## Problem to work on
Reproduce every line of the listing below without any change.

[Layout annotation data]
┄┄┄┄┄┄┄┄┄┄┄┄┄┄┄┄┄┄┄┄
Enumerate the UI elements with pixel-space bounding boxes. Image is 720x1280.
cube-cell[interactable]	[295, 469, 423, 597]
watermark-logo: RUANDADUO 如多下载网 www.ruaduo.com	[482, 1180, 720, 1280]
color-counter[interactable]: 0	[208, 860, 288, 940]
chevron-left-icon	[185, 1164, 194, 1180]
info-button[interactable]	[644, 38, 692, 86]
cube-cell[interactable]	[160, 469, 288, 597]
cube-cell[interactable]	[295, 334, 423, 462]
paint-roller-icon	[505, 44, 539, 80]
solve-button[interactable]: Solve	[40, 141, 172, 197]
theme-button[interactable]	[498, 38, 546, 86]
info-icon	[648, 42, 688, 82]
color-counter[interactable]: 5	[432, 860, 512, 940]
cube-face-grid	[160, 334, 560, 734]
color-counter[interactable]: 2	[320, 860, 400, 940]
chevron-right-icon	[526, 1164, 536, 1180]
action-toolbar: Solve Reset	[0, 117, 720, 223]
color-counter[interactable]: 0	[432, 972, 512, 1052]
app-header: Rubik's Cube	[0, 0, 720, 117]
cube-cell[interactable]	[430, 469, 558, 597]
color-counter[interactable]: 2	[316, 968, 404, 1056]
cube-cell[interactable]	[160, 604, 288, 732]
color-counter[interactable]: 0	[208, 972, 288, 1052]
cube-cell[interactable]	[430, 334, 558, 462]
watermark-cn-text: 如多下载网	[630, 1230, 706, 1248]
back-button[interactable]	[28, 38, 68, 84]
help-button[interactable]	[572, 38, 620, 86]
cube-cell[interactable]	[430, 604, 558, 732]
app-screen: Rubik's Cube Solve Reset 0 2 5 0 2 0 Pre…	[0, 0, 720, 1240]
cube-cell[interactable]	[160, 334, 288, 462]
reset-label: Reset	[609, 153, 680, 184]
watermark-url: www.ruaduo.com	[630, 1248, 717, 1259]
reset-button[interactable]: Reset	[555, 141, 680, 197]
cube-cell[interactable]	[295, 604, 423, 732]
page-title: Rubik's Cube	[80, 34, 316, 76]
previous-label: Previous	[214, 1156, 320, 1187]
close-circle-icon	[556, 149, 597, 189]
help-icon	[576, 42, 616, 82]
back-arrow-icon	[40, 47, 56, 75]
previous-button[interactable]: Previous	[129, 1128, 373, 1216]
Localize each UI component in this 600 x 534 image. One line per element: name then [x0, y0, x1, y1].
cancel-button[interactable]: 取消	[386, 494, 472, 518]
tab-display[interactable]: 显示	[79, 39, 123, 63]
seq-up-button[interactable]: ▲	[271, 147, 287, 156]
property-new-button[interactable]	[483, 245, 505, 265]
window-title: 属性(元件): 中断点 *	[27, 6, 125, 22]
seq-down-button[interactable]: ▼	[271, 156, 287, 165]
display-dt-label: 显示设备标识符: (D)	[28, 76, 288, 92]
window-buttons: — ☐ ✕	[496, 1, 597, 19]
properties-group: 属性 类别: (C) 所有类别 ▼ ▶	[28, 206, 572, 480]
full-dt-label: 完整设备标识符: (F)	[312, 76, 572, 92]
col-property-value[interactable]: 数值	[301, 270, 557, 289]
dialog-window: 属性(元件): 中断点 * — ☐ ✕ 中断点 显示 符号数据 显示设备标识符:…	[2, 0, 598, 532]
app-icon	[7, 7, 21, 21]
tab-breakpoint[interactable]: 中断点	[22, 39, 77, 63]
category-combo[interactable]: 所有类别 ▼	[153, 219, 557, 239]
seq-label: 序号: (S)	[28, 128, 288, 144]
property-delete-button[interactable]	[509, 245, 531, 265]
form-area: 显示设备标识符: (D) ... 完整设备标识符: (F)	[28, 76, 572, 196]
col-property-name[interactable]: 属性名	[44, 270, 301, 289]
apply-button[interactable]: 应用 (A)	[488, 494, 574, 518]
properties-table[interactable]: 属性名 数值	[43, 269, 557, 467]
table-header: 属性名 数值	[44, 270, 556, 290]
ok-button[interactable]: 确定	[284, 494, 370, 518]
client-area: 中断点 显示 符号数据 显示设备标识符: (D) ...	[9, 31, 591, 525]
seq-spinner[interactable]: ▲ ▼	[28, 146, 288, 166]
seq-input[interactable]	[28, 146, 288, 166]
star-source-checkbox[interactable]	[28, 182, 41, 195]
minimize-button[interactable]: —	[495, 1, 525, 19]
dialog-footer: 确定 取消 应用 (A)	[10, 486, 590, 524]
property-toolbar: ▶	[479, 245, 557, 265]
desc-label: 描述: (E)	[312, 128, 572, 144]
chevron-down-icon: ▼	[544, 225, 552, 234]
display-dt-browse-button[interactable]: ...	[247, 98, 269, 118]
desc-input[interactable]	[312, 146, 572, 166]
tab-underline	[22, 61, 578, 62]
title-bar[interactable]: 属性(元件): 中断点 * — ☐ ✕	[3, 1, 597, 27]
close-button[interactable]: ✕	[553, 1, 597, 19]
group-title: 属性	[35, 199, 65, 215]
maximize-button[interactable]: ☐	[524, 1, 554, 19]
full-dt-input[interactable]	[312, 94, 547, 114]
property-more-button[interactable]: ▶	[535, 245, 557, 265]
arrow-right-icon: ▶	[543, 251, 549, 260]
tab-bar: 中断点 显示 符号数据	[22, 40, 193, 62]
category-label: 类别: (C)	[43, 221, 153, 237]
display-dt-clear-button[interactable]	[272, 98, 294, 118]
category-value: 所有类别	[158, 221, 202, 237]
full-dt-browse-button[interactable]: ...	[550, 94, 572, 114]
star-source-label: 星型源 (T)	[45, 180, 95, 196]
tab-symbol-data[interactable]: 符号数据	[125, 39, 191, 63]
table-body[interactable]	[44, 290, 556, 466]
┄┄┄┄┄┄┄┄┄┄┄┄┄┄┄┄┄┄┄┄
## Solution for this exercise
Enumerate the UI elements with pixel-space bounding boxes. Image is 720x1280.
cube-cell[interactable]	[295, 469, 423, 597]
watermark-logo: RUANDADUO 如多下载网 www.ruaduo.com	[482, 1180, 720, 1280]
color-counter[interactable]: 0	[208, 860, 288, 940]
chevron-left-icon	[185, 1164, 194, 1180]
info-button[interactable]	[644, 38, 692, 86]
cube-cell[interactable]	[160, 469, 288, 597]
cube-cell[interactable]	[295, 334, 423, 462]
paint-roller-icon	[505, 44, 539, 80]
solve-button[interactable]: Solve	[40, 141, 172, 197]
theme-button[interactable]	[498, 38, 546, 86]
info-icon	[648, 42, 688, 82]
color-counter[interactable]: 5	[432, 860, 512, 940]
cube-face-grid	[160, 334, 560, 734]
color-counter[interactable]: 2	[320, 860, 400, 940]
chevron-right-icon	[526, 1164, 536, 1180]
action-toolbar: Solve Reset	[0, 117, 720, 223]
color-counter[interactable]: 0	[432, 972, 512, 1052]
app-header: Rubik's Cube	[0, 0, 720, 117]
cube-cell[interactable]	[430, 469, 558, 597]
color-counter[interactable]: 2	[316, 968, 404, 1056]
cube-cell[interactable]	[160, 604, 288, 732]
color-counter[interactable]: 0	[208, 972, 288, 1052]
cube-cell[interactable]	[430, 334, 558, 462]
watermark-cn-text: 如多下载网	[630, 1230, 706, 1248]
back-button[interactable]	[28, 38, 68, 84]
help-button[interactable]	[572, 38, 620, 86]
cube-cell[interactable]	[430, 604, 558, 732]
app-screen: Rubik's Cube Solve Reset 0 2 5 0 2 0 Pre…	[0, 0, 720, 1240]
cube-cell[interactable]	[160, 334, 288, 462]
reset-label: Reset	[609, 153, 680, 184]
watermark-url: www.ruaduo.com	[630, 1248, 717, 1259]
reset-button[interactable]: Reset	[555, 141, 680, 197]
cube-cell[interactable]	[295, 604, 423, 732]
page-title: Rubik's Cube	[80, 34, 316, 76]
previous-label: Previous	[214, 1156, 320, 1187]
close-circle-icon	[556, 149, 597, 189]
help-icon	[576, 42, 616, 82]
back-arrow-icon	[40, 47, 56, 75]
previous-button[interactable]: Previous	[129, 1128, 373, 1216]
Localize each UI component in this 600 x 534 image. One line per element: name then [x0, y0, x1, y1].
cancel-button[interactable]: 取消	[386, 494, 472, 518]
tab-display[interactable]: 显示	[79, 39, 123, 63]
seq-up-button[interactable]: ▲	[271, 147, 287, 156]
property-new-button[interactable]	[483, 245, 505, 265]
window-title: 属性(元件): 中断点 *	[27, 6, 125, 22]
seq-down-button[interactable]: ▼	[271, 156, 287, 165]
display-dt-label: 显示设备标识符: (D)	[28, 76, 288, 92]
window-buttons: — ☐ ✕	[496, 1, 597, 19]
properties-group: 属性 类别: (C) 所有类别 ▼ ▶	[28, 206, 572, 480]
full-dt-label: 完整设备标识符: (F)	[312, 76, 572, 92]
col-property-value[interactable]: 数值	[301, 270, 557, 289]
dialog-window: 属性(元件): 中断点 * — ☐ ✕ 中断点 显示 符号数据 显示设备标识符:…	[2, 0, 598, 532]
app-icon	[7, 7, 21, 21]
tab-breakpoint[interactable]: 中断点	[22, 39, 77, 63]
category-combo[interactable]: 所有类别 ▼	[153, 219, 557, 239]
seq-label: 序号: (S)	[28, 128, 288, 144]
property-delete-button[interactable]	[509, 245, 531, 265]
form-area: 显示设备标识符: (D) ... 完整设备标识符: (F)	[28, 76, 572, 196]
col-property-name[interactable]: 属性名	[44, 270, 301, 289]
apply-button[interactable]: 应用 (A)	[488, 494, 574, 518]
properties-table[interactable]: 属性名 数值	[43, 269, 557, 467]
table-header: 属性名 数值	[44, 270, 556, 290]
ok-button[interactable]: 确定	[284, 494, 370, 518]
client-area: 中断点 显示 符号数据 显示设备标识符: (D) ...	[9, 31, 591, 525]
seq-spinner[interactable]: ▲ ▼	[28, 146, 288, 166]
seq-input[interactable]	[28, 146, 288, 166]
star-source-checkbox[interactable]	[28, 182, 41, 195]
minimize-button[interactable]: —	[495, 1, 525, 19]
dialog-footer: 确定 取消 应用 (A)	[10, 486, 590, 524]
property-toolbar: ▶	[479, 245, 557, 265]
desc-label: 描述: (E)	[312, 128, 572, 144]
chevron-down-icon: ▼	[544, 225, 552, 234]
display-dt-browse-button[interactable]: ...	[247, 98, 269, 118]
desc-input[interactable]	[312, 146, 572, 166]
tab-underline	[22, 61, 578, 62]
title-bar[interactable]: 属性(元件): 中断点 * — ☐ ✕	[3, 1, 597, 27]
close-button[interactable]: ✕	[553, 1, 597, 19]
group-title: 属性	[35, 199, 65, 215]
maximize-button[interactable]: ☐	[524, 1, 554, 19]
full-dt-input[interactable]	[312, 94, 547, 114]
property-more-button[interactable]: ▶	[535, 245, 557, 265]
arrow-right-icon: ▶	[543, 251, 549, 260]
tab-bar: 中断点 显示 符号数据	[22, 40, 193, 62]
category-label: 类别: (C)	[43, 221, 153, 237]
display-dt-clear-button[interactable]	[272, 98, 294, 118]
category-value: 所有类别	[158, 221, 202, 237]
full-dt-browse-button[interactable]: ...	[550, 94, 572, 114]
star-source-label: 星型源 (T)	[45, 180, 95, 196]
tab-symbol-data[interactable]: 符号数据	[125, 39, 191, 63]
table-body[interactable]	[44, 290, 556, 466]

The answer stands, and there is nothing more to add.